Excerpted passage.
#####

Uncle Boonmee Who Can Recall His Past LivesOverview -
Uncle Boonmee Who Can Recall His Past Lives was the winner of the top prize at the Cannes Film Festival. This fantasy story finds a dying man who is visited by his deceased wife in the form of a ghost and his lost son in the form of a hairy creature with glowing eyes, who help guide him on a journey to his first birthplace on earth. Melding ideas of reincarnation, karma and fairy tale elements, this critically acclaimed film is a unique, one-of-a-kind experience that director Tim Burton described as a strange, beautiful dream.
Storyline: Our Reviewer's Take
"Ghosts aren't attached to places, but to people, to the living." - Huay
The inevitability of death hangs loosely in the back of all our minds, gently and unconsciously whispering unintelligible promises of restful peace and perpetual doom. Though our paths may differ greatly, in the end, we shall all arrive at the same unknowable destination, a foggy undiscovered country of guess and conjecture, of nightmares and dreams, of infinite rebirths, or perhaps, of mere, unending silence. Scientists, philosophers, theologians, and artists have painted various pictures of death and all of its intricacies over the years, and Apichatpong Weerasethakul's experimental film 'Uncle Boonmee Who Can Recall His Past Lives,' attempts to probe these same deep waters. Winner of the prestigious Palme d'Or at the 2010 Cannes Film Festival, the esoteric film is actually part of a much larger artistic endeavor from the director. Titled 'Primitive,' the medium-crossing project also includes several video installations and short films, all dealing with similar themes and subject matter. I first became familiar with the director's works when my own short film, 'Broken Records,' screened in competition alongside Weerasethakul's short 'A Letter to Uncle Boonmee,' as part of a program of eight experimental pieces at the 2010 Nashville Film Festival (we both lost to this sick, strange little gem). 'A Letter to Uncle Boonmee' (included in the supplements on this disc) serves as a very loose companion to the film, and features similar concepts and stylistic choices as its feature length counterpart. A sometimes frustrating, but ultimately worthwhile experience, 'Uncle Boonmee Who Can Recall His Past Lives,' creates an eerie atmosphere of supernatural intrigue, dreamy, metaphysical ruminations, light humor, occasional pretentious nonsense, and sumptuous, mysterious images, that burrow deep into the mind and soul, where they linger for days to come.

#####

Record extracts.
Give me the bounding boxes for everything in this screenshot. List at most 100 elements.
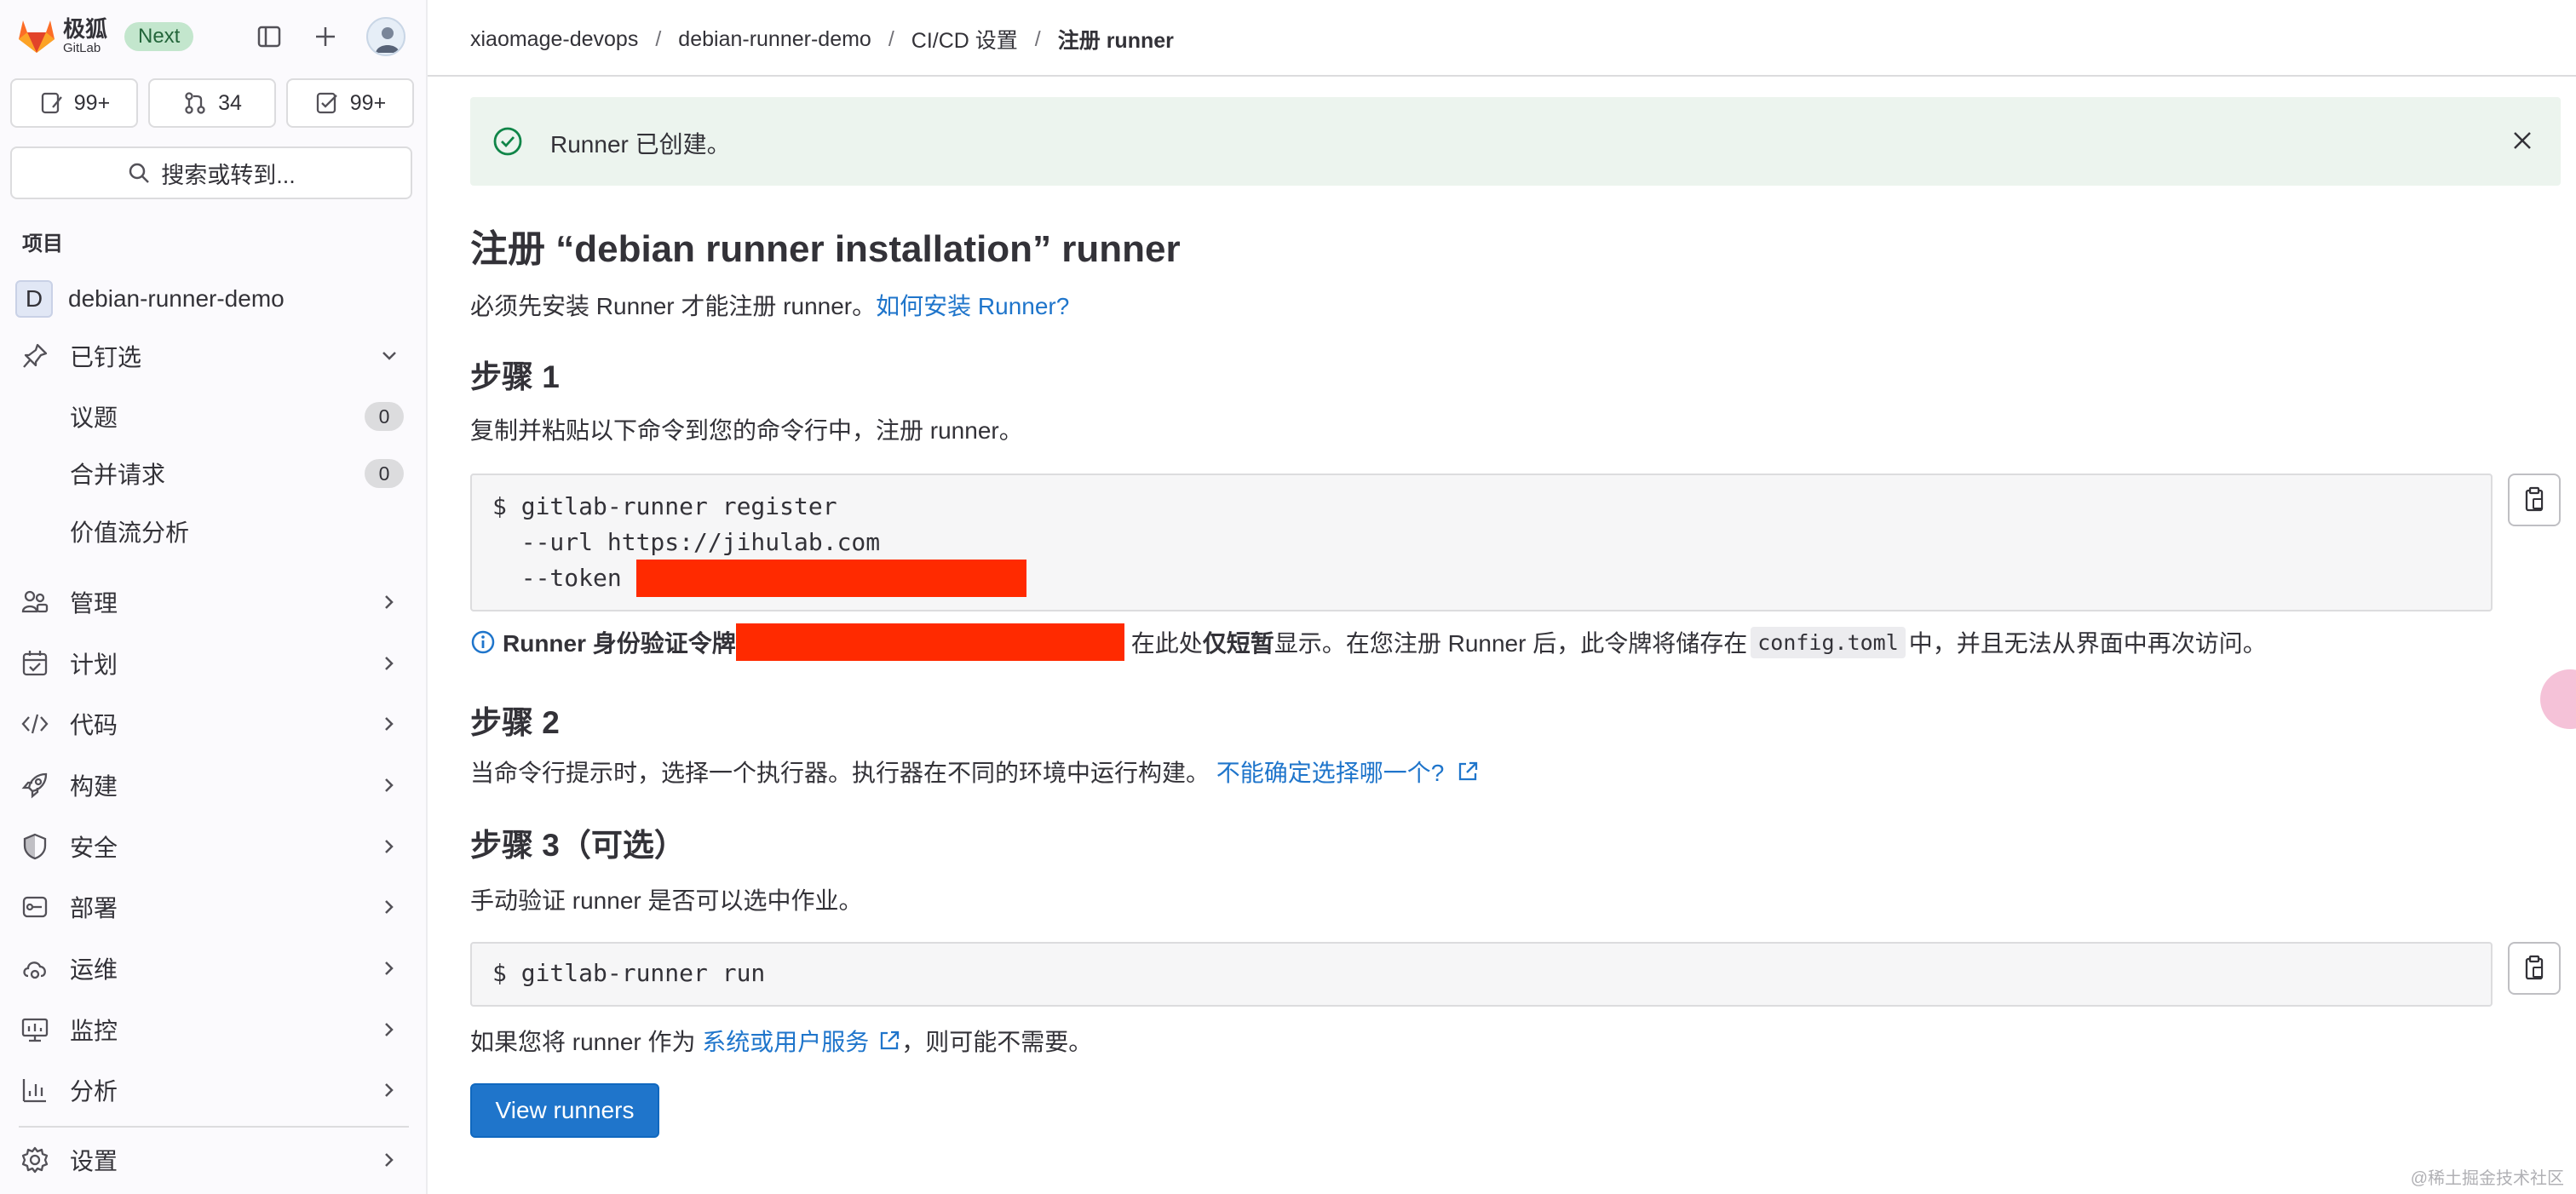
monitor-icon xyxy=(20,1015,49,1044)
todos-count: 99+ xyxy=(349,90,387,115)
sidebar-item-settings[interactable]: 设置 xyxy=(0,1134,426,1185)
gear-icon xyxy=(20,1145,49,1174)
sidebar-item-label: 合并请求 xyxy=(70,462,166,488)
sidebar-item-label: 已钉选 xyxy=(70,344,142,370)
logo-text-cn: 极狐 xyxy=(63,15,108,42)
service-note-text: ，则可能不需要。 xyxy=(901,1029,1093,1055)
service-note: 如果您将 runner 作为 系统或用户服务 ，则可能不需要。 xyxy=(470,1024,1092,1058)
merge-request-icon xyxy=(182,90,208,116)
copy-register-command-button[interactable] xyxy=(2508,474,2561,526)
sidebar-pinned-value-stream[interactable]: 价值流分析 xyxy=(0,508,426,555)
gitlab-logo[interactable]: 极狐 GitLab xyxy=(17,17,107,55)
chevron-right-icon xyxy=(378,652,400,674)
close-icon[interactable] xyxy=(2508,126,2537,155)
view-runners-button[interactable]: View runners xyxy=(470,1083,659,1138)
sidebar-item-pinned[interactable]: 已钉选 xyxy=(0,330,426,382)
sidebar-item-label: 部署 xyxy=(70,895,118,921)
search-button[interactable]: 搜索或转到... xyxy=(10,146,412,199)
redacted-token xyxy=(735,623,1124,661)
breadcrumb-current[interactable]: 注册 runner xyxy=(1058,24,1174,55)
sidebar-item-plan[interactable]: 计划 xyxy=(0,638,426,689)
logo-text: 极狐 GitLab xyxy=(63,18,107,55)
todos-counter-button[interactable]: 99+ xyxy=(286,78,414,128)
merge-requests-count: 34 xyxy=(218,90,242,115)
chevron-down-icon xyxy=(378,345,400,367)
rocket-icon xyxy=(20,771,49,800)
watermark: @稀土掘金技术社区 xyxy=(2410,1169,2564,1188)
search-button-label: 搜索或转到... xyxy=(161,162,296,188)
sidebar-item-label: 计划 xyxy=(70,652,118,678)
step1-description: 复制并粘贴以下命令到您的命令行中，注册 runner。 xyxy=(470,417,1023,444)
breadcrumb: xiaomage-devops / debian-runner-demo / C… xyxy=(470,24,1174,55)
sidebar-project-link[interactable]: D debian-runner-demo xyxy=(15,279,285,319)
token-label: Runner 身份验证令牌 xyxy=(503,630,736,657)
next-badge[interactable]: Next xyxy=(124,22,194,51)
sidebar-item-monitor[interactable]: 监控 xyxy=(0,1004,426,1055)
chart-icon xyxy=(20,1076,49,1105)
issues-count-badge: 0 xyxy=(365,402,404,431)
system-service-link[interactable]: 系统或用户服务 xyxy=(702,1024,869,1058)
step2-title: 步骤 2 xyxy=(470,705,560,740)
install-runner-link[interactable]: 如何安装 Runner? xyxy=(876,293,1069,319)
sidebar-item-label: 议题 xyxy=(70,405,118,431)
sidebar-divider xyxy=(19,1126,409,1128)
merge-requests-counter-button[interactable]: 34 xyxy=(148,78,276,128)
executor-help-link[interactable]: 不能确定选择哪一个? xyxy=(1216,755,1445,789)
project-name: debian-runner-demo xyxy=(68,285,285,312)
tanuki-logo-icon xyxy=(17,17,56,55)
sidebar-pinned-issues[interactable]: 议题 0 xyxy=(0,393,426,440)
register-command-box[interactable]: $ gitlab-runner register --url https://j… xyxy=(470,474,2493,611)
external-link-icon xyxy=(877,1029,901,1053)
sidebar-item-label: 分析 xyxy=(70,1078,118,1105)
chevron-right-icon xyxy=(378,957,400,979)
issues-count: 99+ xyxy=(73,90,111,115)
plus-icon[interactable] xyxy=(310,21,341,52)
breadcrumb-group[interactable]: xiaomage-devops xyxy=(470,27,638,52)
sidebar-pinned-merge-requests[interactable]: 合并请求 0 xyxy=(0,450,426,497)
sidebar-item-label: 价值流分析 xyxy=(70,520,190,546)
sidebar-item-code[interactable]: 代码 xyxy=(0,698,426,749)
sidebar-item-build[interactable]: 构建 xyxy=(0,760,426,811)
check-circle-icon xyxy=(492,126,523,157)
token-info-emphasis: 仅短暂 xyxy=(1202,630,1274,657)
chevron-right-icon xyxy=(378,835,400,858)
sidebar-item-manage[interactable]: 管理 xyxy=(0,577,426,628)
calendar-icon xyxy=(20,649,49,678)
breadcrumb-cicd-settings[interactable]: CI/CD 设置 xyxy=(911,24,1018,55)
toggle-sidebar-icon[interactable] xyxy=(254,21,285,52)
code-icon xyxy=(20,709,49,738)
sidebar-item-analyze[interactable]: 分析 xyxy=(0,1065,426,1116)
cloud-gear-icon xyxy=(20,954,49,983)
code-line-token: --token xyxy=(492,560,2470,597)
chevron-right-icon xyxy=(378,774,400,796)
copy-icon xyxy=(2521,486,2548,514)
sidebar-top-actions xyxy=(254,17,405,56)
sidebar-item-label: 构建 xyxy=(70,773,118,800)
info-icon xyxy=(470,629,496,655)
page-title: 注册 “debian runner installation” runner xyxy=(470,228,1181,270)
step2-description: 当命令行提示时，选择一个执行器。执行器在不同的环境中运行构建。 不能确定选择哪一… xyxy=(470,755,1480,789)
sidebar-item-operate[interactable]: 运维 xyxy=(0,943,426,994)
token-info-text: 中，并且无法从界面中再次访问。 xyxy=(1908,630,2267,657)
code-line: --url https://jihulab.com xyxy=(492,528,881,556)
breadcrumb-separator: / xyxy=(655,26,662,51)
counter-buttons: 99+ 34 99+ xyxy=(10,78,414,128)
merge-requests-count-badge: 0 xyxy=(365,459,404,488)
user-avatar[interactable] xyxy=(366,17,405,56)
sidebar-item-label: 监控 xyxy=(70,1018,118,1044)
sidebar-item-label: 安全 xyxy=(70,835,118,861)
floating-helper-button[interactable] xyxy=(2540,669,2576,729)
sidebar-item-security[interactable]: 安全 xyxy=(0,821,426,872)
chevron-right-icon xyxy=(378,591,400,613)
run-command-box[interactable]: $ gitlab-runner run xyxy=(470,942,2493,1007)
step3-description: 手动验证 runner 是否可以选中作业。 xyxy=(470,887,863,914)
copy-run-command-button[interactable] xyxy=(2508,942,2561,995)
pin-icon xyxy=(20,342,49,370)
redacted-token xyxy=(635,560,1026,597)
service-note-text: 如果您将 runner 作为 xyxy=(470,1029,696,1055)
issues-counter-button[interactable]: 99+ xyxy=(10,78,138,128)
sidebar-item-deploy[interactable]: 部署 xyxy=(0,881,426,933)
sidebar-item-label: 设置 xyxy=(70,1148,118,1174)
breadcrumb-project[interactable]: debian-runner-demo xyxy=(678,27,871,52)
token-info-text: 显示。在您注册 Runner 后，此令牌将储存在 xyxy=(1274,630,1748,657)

#####

What is asked.
[a] Summarize the film review in two sentences.
[b] In the rows, copy word for word every line between the one holding "monitor-icon xyxy=(20,1015,49,1044)" and the one holding "watermark: @稀土掘金技术社区 xyxy=(2410,1169,2564,1188)", both included.
The rows are unrelated to the film review.

Solutions to the tasks.
[a] Uncle Boonmee Who Can Recall His Past Lives, Apichatpong Weerasethakul's winner of the Palme d'Or at the 2010 Cannes Film Festival, is a fantasy about a dying man whose deceased wife visits him as a ghost and whose lost son appears as a hairy creature with glowing eyes, and together they guide him to his first birthplace on earth. The reviewer calls the film a sometimes frustrating but ultimately worthwhile experience whose eerie atmosphere and mysterious images linger in the mind for days.

[b]
monitor-icon xyxy=(20,1015,49,1044)
todos-count: 99+ xyxy=(349,90,387,115)
sidebar-item-settings[interactable]: 设置 xyxy=(0,1134,426,1185)
gear-icon xyxy=(20,1145,49,1174)
sidebar-item-label: 合并请求 xyxy=(70,462,166,488)
sidebar-item-label: 已钉选 xyxy=(70,344,142,370)
logo-text-cn: 极狐 xyxy=(63,15,108,42)
service-note-text: ，则可能不需要。 xyxy=(901,1029,1093,1055)
service-note: 如果您将 runner 作为 系统或用户服务 ，则可能不需要。 xyxy=(470,1024,1092,1058)
merge-request-icon xyxy=(182,90,208,116)
copy-register-command-button[interactable] xyxy=(2508,474,2561,526)
sidebar-pinned-value-stream[interactable]: 价值流分析 xyxy=(0,508,426,555)
gitlab-logo[interactable]: 极狐 GitLab xyxy=(17,17,107,55)
chevron-right-icon xyxy=(378,652,400,674)
close-icon[interactable] xyxy=(2508,126,2537,155)
view-runners-button[interactable]: View runners xyxy=(470,1083,659,1138)
sidebar-item-pinned[interactable]: 已钉选 xyxy=(0,330,426,382)
sidebar-item-label: 部署 xyxy=(70,895,118,921)
search-button[interactable]: 搜索或转到... xyxy=(10,146,412,199)
redacted-token xyxy=(735,623,1124,661)
breadcrumb-current[interactable]: 注册 runner xyxy=(1058,24,1174,55)
sidebar-item-plan[interactable]: 计划 xyxy=(0,638,426,689)
logo-text: 极狐 GitLab xyxy=(63,18,107,55)
todos-counter-button[interactable]: 99+ xyxy=(286,78,414,128)
merge-requests-count: 34 xyxy=(218,90,242,115)
chevron-down-icon xyxy=(378,345,400,367)
rocket-icon xyxy=(20,771,49,800)
watermark: @稀土掘金技术社区 xyxy=(2410,1169,2564,1188)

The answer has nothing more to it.